• **PROBLEM DESCRIPTION**: Give every line again exactly as it appears, please, but not the pictures.

• **LISTING**:

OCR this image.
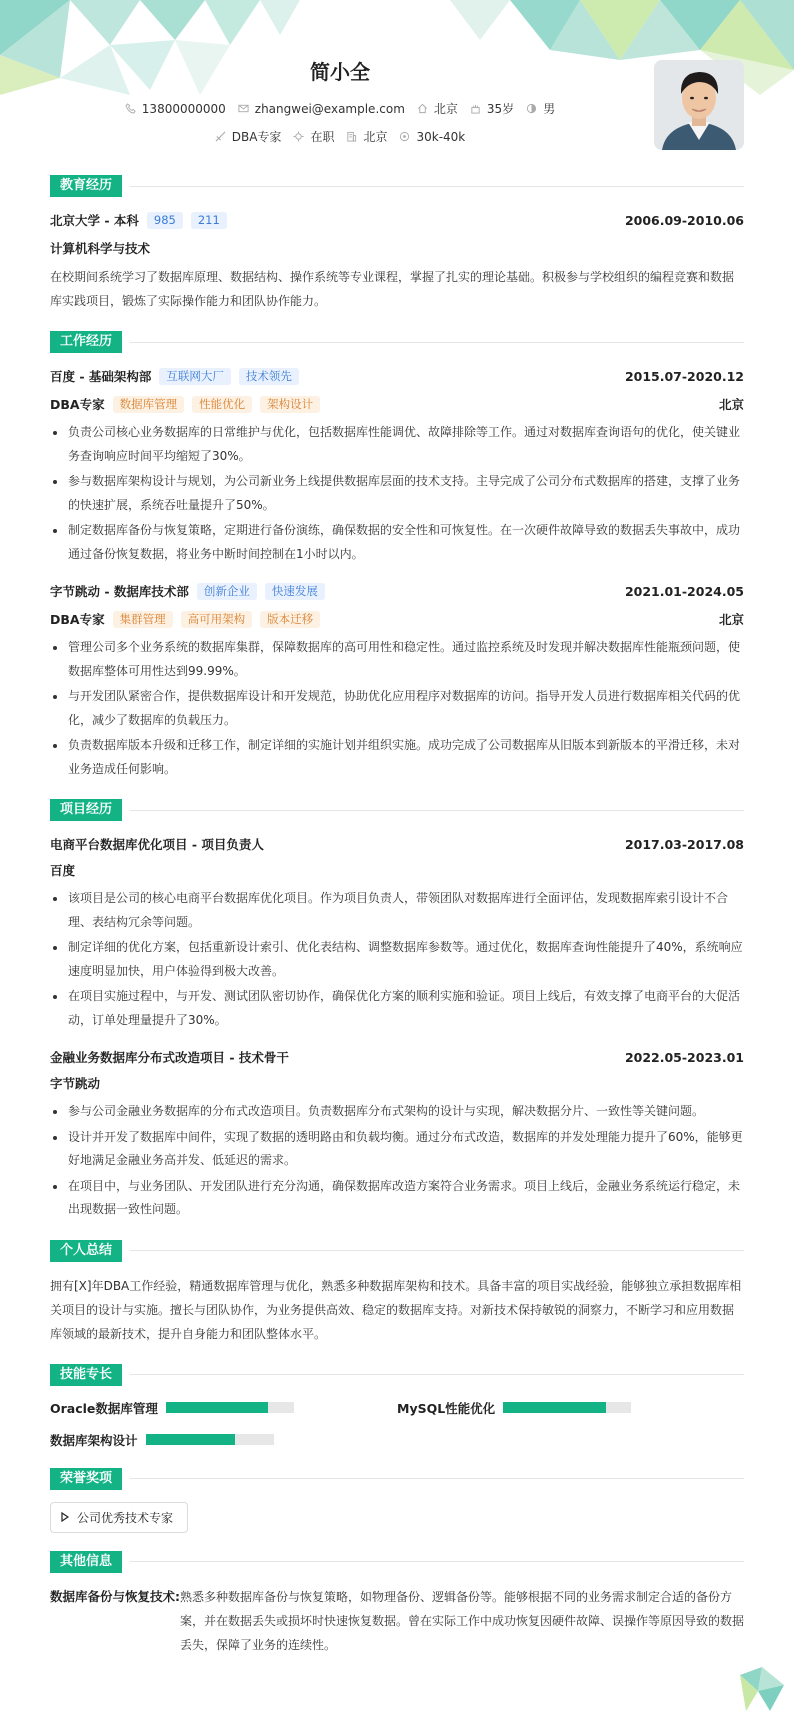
简小全
13800000000 zhangwei@example.com 北京 35岁 男
DBA专家 在职 北京 30k-40k
教育经历
北京大学 - 本科	985	211	2006.09-2010.06
计算机科学与技术
在校期间系统学习了数据库原理、数据结构、操作系统等专业课程，掌握了扎实的理论基础。积极参与学校组织的编程竞赛和数据库实践项目，锻炼了实际操作能力和团队协作能力。
工作经历
百度 - 基础架构部	互联网大厂	技术领先	2015.07-2020.12
DBA专家	数据库管理	性能优化	架构设计	北京
负责公司核心业务数据库的日常维护与优化，包括数据库性能调优、故障排除等工作。通过对数据库查询语句的优化，使关键业务查询响应时间平均缩短了30%。
参与数据库架构设计与规划，为公司新业务上线提供数据库层面的技术支持。主导完成了公司分布式数据库的搭建，支撑了业务的快速扩展，系统吞吐量提升了50%。
制定数据库备份与恢复策略，定期进行备份演练，确保数据的安全性和可恢复性。在一次硬件故障导致的数据丢失事故中，成功通过备份恢复数据，将业务中断时间控制在1小时以内。
字节跳动 - 数据库技术部	创新企业	快速发展	2021.01-2024.05
DBA专家	集群管理	高可用架构	版本迁移	北京
管理公司多个业务系统的数据库集群，保障数据库的高可用性和稳定性。通过监控系统及时发现并解决数据库性能瓶颈问题，使数据库整体可用性达到99.99%。
与开发团队紧密合作，提供数据库设计和开发规范，协助优化应用程序对数据库的访问。指导开发人员进行数据库相关代码的优化，减少了数据库的负载压力。
负责数据库版本升级和迁移工作，制定详细的实施计划并组织实施。成功完成了公司数据库从旧版本到新版本的平滑迁移，未对业务造成任何影响。
项目经历
电商平台数据库优化项目 - 项目负责人	2017.03-2017.08
百度
该项目是公司的核心电商平台数据库优化项目。作为项目负责人，带领团队对数据库进行全面评估，发现数据库索引设计不合理、表结构冗余等问题。
制定详细的优化方案，包括重新设计索引、优化表结构、调整数据库参数等。通过优化，数据库查询性能提升了40%，系统响应速度明显加快，用户体验得到极大改善。
在项目实施过程中，与开发、测试团队密切协作，确保优化方案的顺利实施和验证。项目上线后，有效支撑了电商平台的大促活动，订单处理量提升了30%。
金融业务数据库分布式改造项目 - 技术骨干	2022.05-2023.01
字节跳动
参与公司金融业务数据库的分布式改造项目。负责数据库分布式架构的设计与实现，解决数据分片、一致性等关键问题。
设计并开发了数据库中间件，实现了数据的透明路由和负载均衡。通过分布式改造，数据库的并发处理能力提升了60%，能够更好地满足金融业务高并发、低延迟的需求。
在项目中，与业务团队、开发团队进行充分沟通，确保数据库改造方案符合业务需求。项目上线后，金融业务系统运行稳定，未出现数据一致性问题。
个人总结
拥有[X]年DBA工作经验，精通数据库管理与优化，熟悉多种数据库架构和技术。具备丰富的项目实战经验，能够独立承担数据库相关项目的设计与实施。擅长与团队协作，为业务提供高效、稳定的数据库支持。对新技术保持敏锐的洞察力，不断学习和应用数据库领域的最新技术，提升自身能力和团队整体水平。
技能专长
Oracle数据库管理	MySQL性能优化
数据库架构设计
荣誉奖项
公司优秀技术专家
其他信息
数据库备份与恢复技术: 熟悉多种数据库备份与恢复策略，如物理备份、逻辑备份等。能够根据不同的业务需求制定合适的备份方案，并在数据丢失或损坏时快速恢复数据。曾在实际工作中成功恢复因硬件故障、误操作等原因导致的数据丢失，保障了业务的连续性。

• **EXERCISE ANSWER**:
OCR this image.
简小全
13800000000 zhangwei@example.com 北京 35岁 男
DBA专家 在职 北京 30k-40k
教育经历
北京大学 - 本科	985	211	2006.09-2010.06
计算机科学与技术
在校期间系统学习了数据库原理、数据结构、操作系统等专业课程，掌握了扎实的理论基础。积极参与学校组织的编程竞赛和数据库实践项目，锻炼了实际操作能力和团队协作能力。
工作经历
百度 - 基础架构部	互联网大厂	技术领先	2015.07-2020.12
DBA专家	数据库管理	性能优化	架构设计	北京
负责公司核心业务数据库的日常维护与优化，包括数据库性能调优、故障排除等工作。通过对数据库查询语句的优化，使关键业务查询响应时间平均缩短了30%。
参与数据库架构设计与规划，为公司新业务上线提供数据库层面的技术支持。主导完成了公司分布式数据库的搭建，支撑了业务的快速扩展，系统吞吐量提升了50%。
制定数据库备份与恢复策略，定期进行备份演练，确保数据的安全性和可恢复性。在一次硬件故障导致的数据丢失事故中，成功通过备份恢复数据，将业务中断时间控制在1小时以内。
字节跳动 - 数据库技术部	创新企业	快速发展	2021.01-2024.05
DBA专家	集群管理	高可用架构	版本迁移	北京
管理公司多个业务系统的数据库集群，保障数据库的高可用性和稳定性。通过监控系统及时发现并解决数据库性能瓶颈问题，使数据库整体可用性达到99.99%。
与开发团队紧密合作，提供数据库设计和开发规范，协助优化应用程序对数据库的访问。指导开发人员进行数据库相关代码的优化，减少了数据库的负载压力。
负责数据库版本升级和迁移工作，制定详细的实施计划并组织实施。成功完成了公司数据库从旧版本到新版本的平滑迁移，未对业务造成任何影响。
项目经历
电商平台数据库优化项目 - 项目负责人	2017.03-2017.08
百度
该项目是公司的核心电商平台数据库优化项目。作为项目负责人，带领团队对数据库进行全面评估，发现数据库索引设计不合理、表结构冗余等问题。
制定详细的优化方案，包括重新设计索引、优化表结构、调整数据库参数等。通过优化，数据库查询性能提升了40%，系统响应速度明显加快，用户体验得到极大改善。
在项目实施过程中，与开发、测试团队密切协作，确保优化方案的顺利实施和验证。项目上线后，有效支撑了电商平台的大促活动，订单处理量提升了30%。
金融业务数据库分布式改造项目 - 技术骨干	2022.05-2023.01
字节跳动
参与公司金融业务数据库的分布式改造项目。负责数据库分布式架构的设计与实现，解决数据分片、一致性等关键问题。
设计并开发了数据库中间件，实现了数据的透明路由和负载均衡。通过分布式改造，数据库的并发处理能力提升了60%，能够更好地满足金融业务高并发、低延迟的需求。
在项目中，与业务团队、开发团队进行充分沟通，确保数据库改造方案符合业务需求。项目上线后，金融业务系统运行稳定，未出现数据一致性问题。
个人总结
拥有[X]年DBA工作经验，精通数据库管理与优化，熟悉多种数据库架构和技术。具备丰富的项目实战经验，能够独立承担数据库相关项目的设计与实施。擅长与团队协作，为业务提供高效、稳定的数据库支持。对新技术保持敏锐的洞察力，不断学习和应用数据库领域的最新技术，提升自身能力和团队整体水平。
技能专长
Oracle数据库管理	MySQL性能优化
数据库架构设计
荣誉奖项
公司优秀技术专家
其他信息
数据库备份与恢复技术: 熟悉多种数据库备份与恢复策略，如物理备份、逻辑备份等。能够根据不同的业务需求制定合适的备份方案，并在数据丢失或损坏时快速恢复数据。曾在实际工作中成功恢复因硬件故障、误操作等原因导致的数据丢失，保障了业务的连续性。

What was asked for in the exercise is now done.